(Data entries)
▼▼▼

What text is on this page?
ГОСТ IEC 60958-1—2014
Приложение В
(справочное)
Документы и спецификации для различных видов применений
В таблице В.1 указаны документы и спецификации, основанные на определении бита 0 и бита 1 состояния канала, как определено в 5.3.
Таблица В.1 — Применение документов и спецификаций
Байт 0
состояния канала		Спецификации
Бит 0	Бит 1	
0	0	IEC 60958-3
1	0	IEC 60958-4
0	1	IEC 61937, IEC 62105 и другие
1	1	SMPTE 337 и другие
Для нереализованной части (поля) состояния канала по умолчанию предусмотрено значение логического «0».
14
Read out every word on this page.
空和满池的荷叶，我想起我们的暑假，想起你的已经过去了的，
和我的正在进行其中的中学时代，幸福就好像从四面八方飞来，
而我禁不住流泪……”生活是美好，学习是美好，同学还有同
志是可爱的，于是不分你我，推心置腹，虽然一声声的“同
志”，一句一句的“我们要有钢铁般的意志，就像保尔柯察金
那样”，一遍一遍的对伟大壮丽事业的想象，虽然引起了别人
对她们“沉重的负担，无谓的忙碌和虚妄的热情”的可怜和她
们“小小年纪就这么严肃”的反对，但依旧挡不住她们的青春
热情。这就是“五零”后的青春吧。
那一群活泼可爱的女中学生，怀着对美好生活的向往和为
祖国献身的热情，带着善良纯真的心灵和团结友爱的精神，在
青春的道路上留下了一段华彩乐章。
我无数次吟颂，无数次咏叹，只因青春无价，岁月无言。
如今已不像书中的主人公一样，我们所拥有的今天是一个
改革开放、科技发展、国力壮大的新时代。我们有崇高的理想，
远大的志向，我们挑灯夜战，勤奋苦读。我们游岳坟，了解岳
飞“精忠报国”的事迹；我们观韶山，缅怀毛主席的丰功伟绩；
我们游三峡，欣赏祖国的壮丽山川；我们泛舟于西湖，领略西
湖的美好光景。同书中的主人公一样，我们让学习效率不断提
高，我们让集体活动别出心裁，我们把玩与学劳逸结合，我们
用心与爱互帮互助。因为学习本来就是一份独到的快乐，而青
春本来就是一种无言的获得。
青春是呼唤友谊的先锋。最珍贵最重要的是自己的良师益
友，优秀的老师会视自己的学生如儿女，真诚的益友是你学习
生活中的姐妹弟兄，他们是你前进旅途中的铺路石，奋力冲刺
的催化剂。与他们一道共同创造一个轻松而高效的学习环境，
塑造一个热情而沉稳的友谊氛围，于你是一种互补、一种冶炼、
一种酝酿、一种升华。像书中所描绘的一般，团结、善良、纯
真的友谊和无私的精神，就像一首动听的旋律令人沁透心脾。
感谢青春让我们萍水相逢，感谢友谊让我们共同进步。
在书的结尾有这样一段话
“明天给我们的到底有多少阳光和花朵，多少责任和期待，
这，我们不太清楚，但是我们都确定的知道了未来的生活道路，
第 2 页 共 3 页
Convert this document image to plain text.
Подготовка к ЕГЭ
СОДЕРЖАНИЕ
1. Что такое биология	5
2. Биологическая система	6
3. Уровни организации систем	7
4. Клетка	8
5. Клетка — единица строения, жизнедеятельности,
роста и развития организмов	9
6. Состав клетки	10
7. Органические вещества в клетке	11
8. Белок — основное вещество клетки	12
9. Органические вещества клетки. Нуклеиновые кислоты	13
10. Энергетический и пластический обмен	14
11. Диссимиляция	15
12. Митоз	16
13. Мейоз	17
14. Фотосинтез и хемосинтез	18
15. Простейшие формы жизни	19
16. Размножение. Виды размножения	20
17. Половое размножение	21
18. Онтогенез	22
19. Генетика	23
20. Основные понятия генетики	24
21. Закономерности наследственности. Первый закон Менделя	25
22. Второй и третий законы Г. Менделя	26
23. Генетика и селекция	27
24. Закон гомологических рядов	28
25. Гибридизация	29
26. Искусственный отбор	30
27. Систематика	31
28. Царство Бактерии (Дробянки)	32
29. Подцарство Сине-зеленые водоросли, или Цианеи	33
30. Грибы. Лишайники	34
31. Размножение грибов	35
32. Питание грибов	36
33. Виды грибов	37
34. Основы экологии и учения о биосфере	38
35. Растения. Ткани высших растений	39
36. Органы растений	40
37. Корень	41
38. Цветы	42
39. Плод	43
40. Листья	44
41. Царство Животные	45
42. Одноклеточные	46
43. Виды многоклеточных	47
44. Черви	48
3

▲▲▲

**Exercise objective**: Repeat the material from above exactly, word for word.

**Output for this exercise**:
What text is on this page?
ГОСТ IEC 60958-1—2014
Приложение В
(справочное)
Документы и спецификации для различных видов применений
В таблице В.1 указаны документы и спецификации, основанные на определении бита 0 и бита 1 состояния канала, как определено в 5.3.
Таблица В.1 — Применение документов и спецификаций
Байт 0
состояния канала		Спецификации
Бит 0	Бит 1	
0	0	IEC 60958-3
1	0	IEC 60958-4
0	1	IEC 61937, IEC 62105 и другие
1	1	SMPTE 337 и другие
Для нереализованной части (поля) состояния канала по умолчанию предусмотрено значение логического «0».
14
Read out every word on this page.
空和满池的荷叶，我想起我们的暑假，想起你的已经过去了的，
和我的正在进行其中的中学时代，幸福就好像从四面八方飞来，
而我禁不住流泪……”生活是美好，学习是美好，同学还有同
志是可爱的，于是不分你我，推心置腹，虽然一声声的“同
志”，一句一句的“我们要有钢铁般的意志，就像保尔柯察金
那样”，一遍一遍的对伟大壮丽事业的想象，虽然引起了别人
对她们“沉重的负担，无谓的忙碌和虚妄的热情”的可怜和她
们“小小年纪就这么严肃”的反对，但依旧挡不住她们的青春
热情。这就是“五零”后的青春吧。
那一群活泼可爱的女中学生，怀着对美好生活的向往和为
祖国献身的热情，带着善良纯真的心灵和团结友爱的精神，在
青春的道路上留下了一段华彩乐章。
我无数次吟颂，无数次咏叹，只因青春无价，岁月无言。
如今已不像书中的主人公一样，我们所拥有的今天是一个
改革开放、科技发展、国力壮大的新时代。我们有崇高的理想，
远大的志向，我们挑灯夜战，勤奋苦读。我们游岳坟，了解岳
飞“精忠报国”的事迹；我们观韶山，缅怀毛主席的丰功伟绩；
我们游三峡，欣赏祖国的壮丽山川；我们泛舟于西湖，领略西
湖的美好光景。同书中的主人公一样，我们让学习效率不断提
高，我们让集体活动别出心裁，我们把玩与学劳逸结合，我们
用心与爱互帮互助。因为学习本来就是一份独到的快乐，而青
春本来就是一种无言的获得。
青春是呼唤友谊的先锋。最珍贵最重要的是自己的良师益
友，优秀的老师会视自己的学生如儿女，真诚的益友是你学习
生活中的姐妹弟兄，他们是你前进旅途中的铺路石，奋力冲刺
的催化剂。与他们一道共同创造一个轻松而高效的学习环境，
塑造一个热情而沉稳的友谊氛围，于你是一种互补、一种冶炼、
一种酝酿、一种升华。像书中所描绘的一般，团结、善良、纯
真的友谊和无私的精神，就像一首动听的旋律令人沁透心脾。
感谢青春让我们萍水相逢，感谢友谊让我们共同进步。
在书的结尾有这样一段话
“明天给我们的到底有多少阳光和花朵，多少责任和期待，
这，我们不太清楚，但是我们都确定的知道了未来的生活道路，
第 2 页 共 3 页
Convert this document image to plain text.
Подготовка к ЕГЭ
СОДЕРЖАНИЕ
1. Что такое биология	5
2. Биологическая система	6
3. Уровни организации систем	7
4. Клетка	8
5. Клетка — единица строения, жизнедеятельности,
роста и развития организмов	9
6. Состав клетки	10
7. Органические вещества в клетке	11
8. Белок — основное вещество клетки	12
9. Органические вещества клетки. Нуклеиновые кислоты	13
10. Энергетический и пластический обмен	14
11. Диссимиляция	15
12. Митоз	16
13. Мейоз	17
14. Фотосинтез и хемосинтез	18
15. Простейшие формы жизни	19
16. Размножение. Виды размножения	20
17. Половое размножение	21
18. Онтогенез	22
19. Генетика	23
20. Основные понятия генетики	24
21. Закономерности наследственности. Первый закон Менделя	25
22. Второй и третий законы Г. Менделя	26
23. Генетика и селекция	27
24. Закон гомологических рядов	28
25. Гибридизация	29
26. Искусственный отбор	30
27. Систематика	31
28. Царство Бактерии (Дробянки)	32
29. Подцарство Сине-зеленые водоросли, или Цианеи	33
30. Грибы. Лишайники	34
31. Размножение грибов	35
32. Питание грибов	36
33. Виды грибов	37
34. Основы экологии и учения о биосфере	38
35. Растения. Ткани высших растений	39
36. Органы растений	40
37. Корень	41
38. Цветы	42
39. Плод	43
40. Листья	44
41. Царство Животные	45
42. Одноклеточные	46
43. Виды многоклеточных	47
44. Черви	48
3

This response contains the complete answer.